--- Problem requirements ---
Below are the records; copy each line in them that holds the word "title".

--- Provided records ---
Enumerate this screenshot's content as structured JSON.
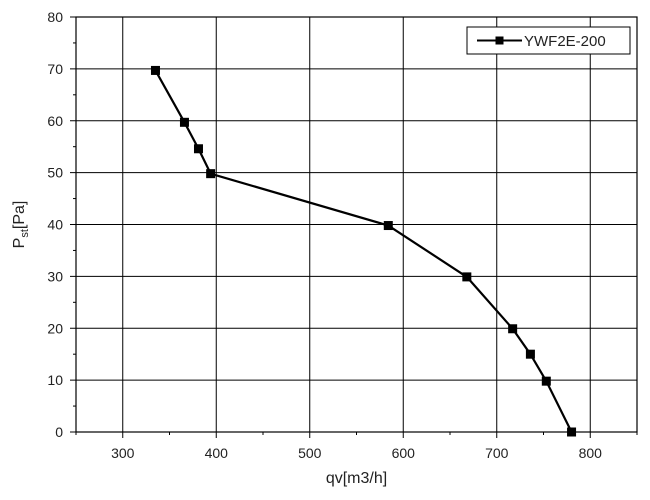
{
  "chart_data": {
    "type": "line",
    "xlabel": "qv[m3/h]",
    "ylabel_main": "P",
    "ylabel_sub": "st",
    "ylabel_unit": "[Pa]",
    "xlim": [
      250,
      850
    ],
    "ylim": [
      0,
      80
    ],
    "xticks": [
      300,
      400,
      500,
      600,
      700,
      800
    ],
    "yticks": [
      0,
      10,
      20,
      30,
      40,
      50,
      60,
      70,
      80
    ],
    "grid": true,
    "legend_position": "top-right",
    "series": [
      {
        "name": "YWF2E-200",
        "marker": "square",
        "color": "#000000",
        "x": [
          335,
          366,
          381,
          394,
          584,
          668,
          717,
          736,
          753,
          780
        ],
        "y": [
          69.7,
          59.7,
          54.6,
          49.8,
          39.8,
          29.9,
          19.9,
          15.0,
          9.8,
          0
        ]
      }
    ]
  }
}
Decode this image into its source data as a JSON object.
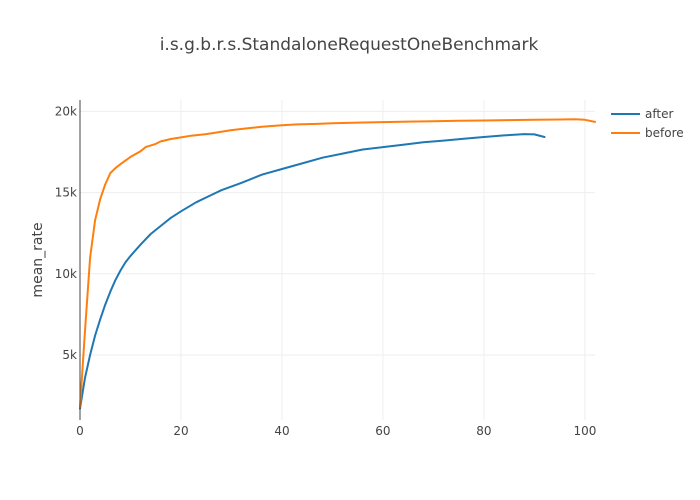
{
  "chart_data": {
    "type": "line",
    "title": "i.s.g.b.r.s.StandaloneRequestOneBenchmark",
    "xlabel": "",
    "ylabel": "mean_rate",
    "xlim": [
      0,
      102
    ],
    "ylim": [
      1000,
      20700
    ],
    "x_ticks": [
      0,
      20,
      40,
      60,
      80,
      100
    ],
    "x_tick_labels": [
      "0",
      "20",
      "40",
      "60",
      "80",
      "100"
    ],
    "y_ticks": [
      5000,
      10000,
      15000,
      20000
    ],
    "y_tick_labels": [
      "5k",
      "10k",
      "15k",
      "20k"
    ],
    "grid": true,
    "legend_position": "top-right",
    "series": [
      {
        "name": "after",
        "color": "#1f77b4",
        "x": [
          0,
          1,
          2,
          3,
          4,
          5,
          6,
          7,
          8,
          9,
          10,
          12,
          14,
          16,
          18,
          20,
          23,
          26,
          28,
          32,
          36,
          40,
          44,
          48,
          52,
          56,
          60,
          64,
          68,
          72,
          76,
          80,
          84,
          88,
          90,
          92
        ],
        "y": [
          1700,
          3600,
          5000,
          6200,
          7200,
          8100,
          8900,
          9600,
          10200,
          10700,
          11100,
          11800,
          12450,
          12950,
          13450,
          13850,
          14400,
          14850,
          15150,
          15600,
          16100,
          16450,
          16800,
          17150,
          17400,
          17650,
          17800,
          17950,
          18100,
          18200,
          18320,
          18420,
          18520,
          18600,
          18580,
          18420
        ]
      },
      {
        "name": "before",
        "color": "#ff7f0e",
        "x": [
          0,
          1,
          2,
          3,
          4,
          5,
          6,
          7,
          8,
          10,
          12,
          13,
          15,
          16,
          18,
          20,
          22,
          25,
          28,
          30,
          33,
          36,
          40,
          43,
          47,
          50,
          55,
          60,
          65,
          70,
          75,
          80,
          85,
          90,
          95,
          98,
          100,
          102
        ],
        "y": [
          1800,
          6500,
          11000,
          13300,
          14600,
          15500,
          16200,
          16500,
          16750,
          17200,
          17550,
          17800,
          18000,
          18150,
          18300,
          18400,
          18500,
          18600,
          18750,
          18850,
          18950,
          19050,
          19150,
          19200,
          19230,
          19270,
          19310,
          19340,
          19370,
          19390,
          19420,
          19440,
          19460,
          19480,
          19500,
          19520,
          19480,
          19350
        ]
      }
    ]
  }
}
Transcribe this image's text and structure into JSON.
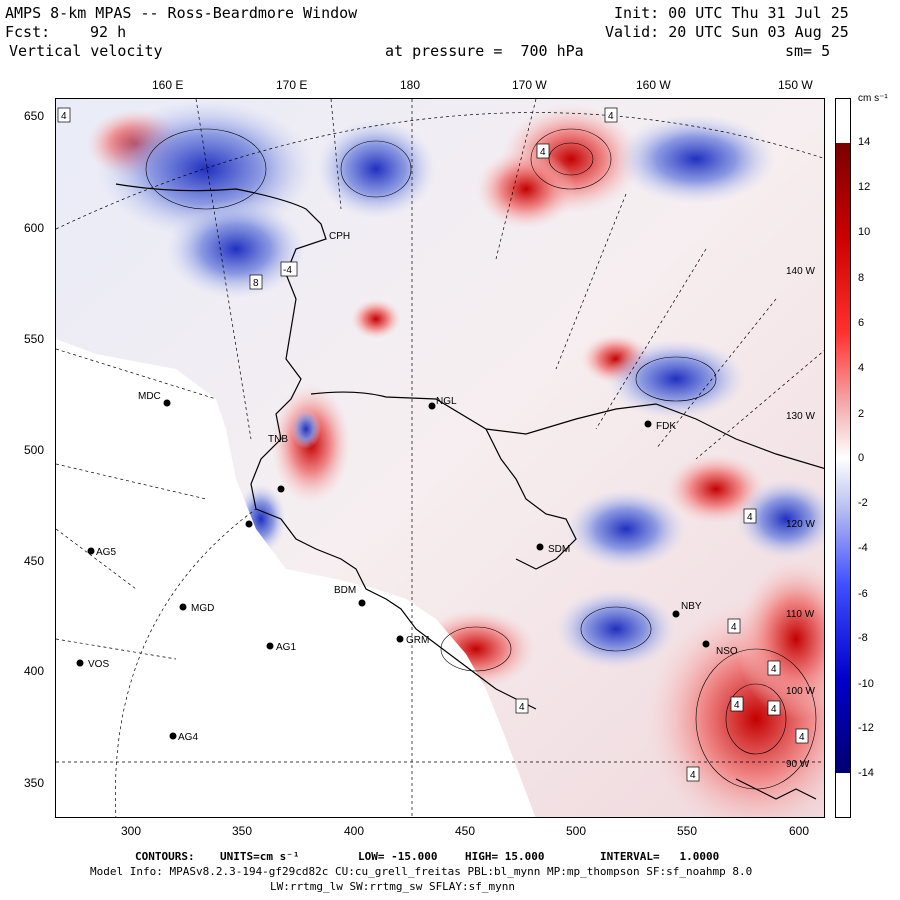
{
  "header": {
    "title": "AMPS 8-km MPAS -- Ross-Beardmore Window",
    "forecast_label": "Fcst:",
    "forecast_value": "92 h",
    "field": "Vertical velocity",
    "init": "Init: 00 UTC Thu 31 Jul 25",
    "valid": "Valid: 20 UTC Sun 03 Aug 25",
    "pressure": "at pressure =  700 hPa",
    "smoothing": "sm= 5"
  },
  "top_axis": [
    "160 E",
    "170 E",
    "180",
    "170 W",
    "160 W",
    "150 W"
  ],
  "left_axis": [
    "650",
    "600",
    "550",
    "500",
    "450",
    "400",
    "350"
  ],
  "bottom_axis": [
    "300",
    "350",
    "400",
    "450",
    "500",
    "550",
    "600"
  ],
  "colorbar": {
    "unit": "cm s⁻¹",
    "labels": [
      "14",
      "12",
      "10",
      "8",
      "6",
      "4",
      "2",
      "0",
      "-2",
      "-4",
      "-6",
      "-8",
      "-10",
      "-12",
      "-14"
    ],
    "range": [
      -15,
      15
    ],
    "colors": {
      "strong_positive": "#8b0000",
      "positive": "#ff0000",
      "weak_positive": "#f4c4c4",
      "zero": "#ffffff",
      "weak_negative": "#c4c8f0",
      "negative": "#0000ff",
      "strong_negative": "#000080"
    }
  },
  "stations": [
    {
      "code": "CPH"
    },
    {
      "code": "NGL"
    },
    {
      "code": "FDK"
    },
    {
      "code": "MDC"
    },
    {
      "code": "TNB"
    },
    {
      "code": "AG5"
    },
    {
      "code": "SDM"
    },
    {
      "code": "BDM"
    },
    {
      "code": "MGD"
    },
    {
      "code": "AG1"
    },
    {
      "code": "GRM"
    },
    {
      "code": "VOS"
    },
    {
      "code": "AG4"
    },
    {
      "code": "NBY"
    },
    {
      "code": "NSO"
    }
  ],
  "meridian_labels": [
    "140 W",
    "130 W",
    "120 W",
    "110 W",
    "100 W",
    "90 W"
  ],
  "footer": {
    "contours_label": "CONTOURS:",
    "units_label": "UNITS=cm s⁻¹",
    "low_label": "LOW= -15.000",
    "high_label": "HIGH= 15.000",
    "interval_label": "INTERVAL=   1.0000",
    "model_info": "Model Info: MPASv8.2.3-194-gf29cd82c CU:cu_grell_freitas PBL:bl_mynn MP:mp_thompson SF:sf_noahmp 8.0",
    "model_info2": "LW:rrtmg_lw SW:rrtmg_sw SFLAY:sf_mynn"
  }
}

--- The result ---
    "title": "i.s.g.b.r.s.StandaloneRequestOneBenchmark",
    "title": "AMPS 8-km MPAS -- Ross-Beardmore Window",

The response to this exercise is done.